* _The problem_
Exactly as they appear, output all of the entries.

[Items listed in a dataset]
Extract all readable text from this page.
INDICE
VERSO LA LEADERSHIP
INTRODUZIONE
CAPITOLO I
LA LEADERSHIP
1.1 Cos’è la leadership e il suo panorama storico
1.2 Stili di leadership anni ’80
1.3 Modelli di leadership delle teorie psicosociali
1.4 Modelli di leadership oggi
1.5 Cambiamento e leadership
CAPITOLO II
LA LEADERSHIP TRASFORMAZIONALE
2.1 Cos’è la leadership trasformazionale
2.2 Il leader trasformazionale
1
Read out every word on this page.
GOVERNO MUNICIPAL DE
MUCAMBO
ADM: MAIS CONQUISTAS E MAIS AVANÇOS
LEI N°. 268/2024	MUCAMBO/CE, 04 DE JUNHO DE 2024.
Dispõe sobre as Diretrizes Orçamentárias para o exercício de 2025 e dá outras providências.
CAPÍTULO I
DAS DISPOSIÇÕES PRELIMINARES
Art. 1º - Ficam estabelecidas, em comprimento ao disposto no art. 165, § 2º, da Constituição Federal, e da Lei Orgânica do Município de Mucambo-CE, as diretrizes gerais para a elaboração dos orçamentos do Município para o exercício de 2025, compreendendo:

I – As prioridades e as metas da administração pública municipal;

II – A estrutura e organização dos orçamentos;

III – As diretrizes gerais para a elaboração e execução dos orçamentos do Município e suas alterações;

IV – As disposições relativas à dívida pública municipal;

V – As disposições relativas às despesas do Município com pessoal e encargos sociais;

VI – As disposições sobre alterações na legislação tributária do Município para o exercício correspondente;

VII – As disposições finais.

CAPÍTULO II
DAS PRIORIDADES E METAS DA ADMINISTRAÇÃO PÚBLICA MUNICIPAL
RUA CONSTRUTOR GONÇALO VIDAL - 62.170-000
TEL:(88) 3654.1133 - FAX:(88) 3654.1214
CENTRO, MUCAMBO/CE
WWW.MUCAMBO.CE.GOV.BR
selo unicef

* _Complete response_
Extract all readable text from this page.
INDICE
VERSO LA LEADERSHIP
INTRODUZIONE
CAPITOLO I
LA LEADERSHIP
1.1 Cos’è la leadership e il suo panorama storico
1.2 Stili di leadership anni ’80
1.3 Modelli di leadership delle teorie psicosociali
1.4 Modelli di leadership oggi
1.5 Cambiamento e leadership
CAPITOLO II
LA LEADERSHIP TRASFORMAZIONALE
2.1 Cos’è la leadership trasformazionale
2.2 Il leader trasformazionale
1
Read out every word on this page.
GOVERNO MUNICIPAL DE
MUCAMBO
ADM: MAIS CONQUISTAS E MAIS AVANÇOS
LEI N°. 268/2024	MUCAMBO/CE, 04 DE JUNHO DE 2024.
Dispõe sobre as Diretrizes Orçamentárias para o exercício de 2025 e dá outras providências.
CAPÍTULO I
DAS DISPOSIÇÕES PRELIMINARES
Art. 1º - Ficam estabelecidas, em comprimento ao disposto no art. 165, § 2º, da Constituição Federal, e da Lei Orgânica do Município de Mucambo-CE, as diretrizes gerais para a elaboração dos orçamentos do Município para o exercício de 2025, compreendendo:

I – As prioridades e as metas da administração pública municipal;

II – A estrutura e organização dos orçamentos;

III – As diretrizes gerais para a elaboração e execução dos orçamentos do Município e suas alterações;

IV – As disposições relativas à dívida pública municipal;

V – As disposições relativas às despesas do Município com pessoal e encargos sociais;

VI – As disposições sobre alterações na legislação tributária do Município para o exercício correspondente;

VII – As disposições finais.

CAPÍTULO II
DAS PRIORIDADES E METAS DA ADMINISTRAÇÃO PÚBLICA MUNICIPAL
RUA CONSTRUTOR GONÇALO VIDAL - 62.170-000
TEL:(88) 3654.1133 - FAX:(88) 3654.1214
CENTRO, MUCAMBO/CE
WWW.MUCAMBO.CE.GOV.BR
selo unicef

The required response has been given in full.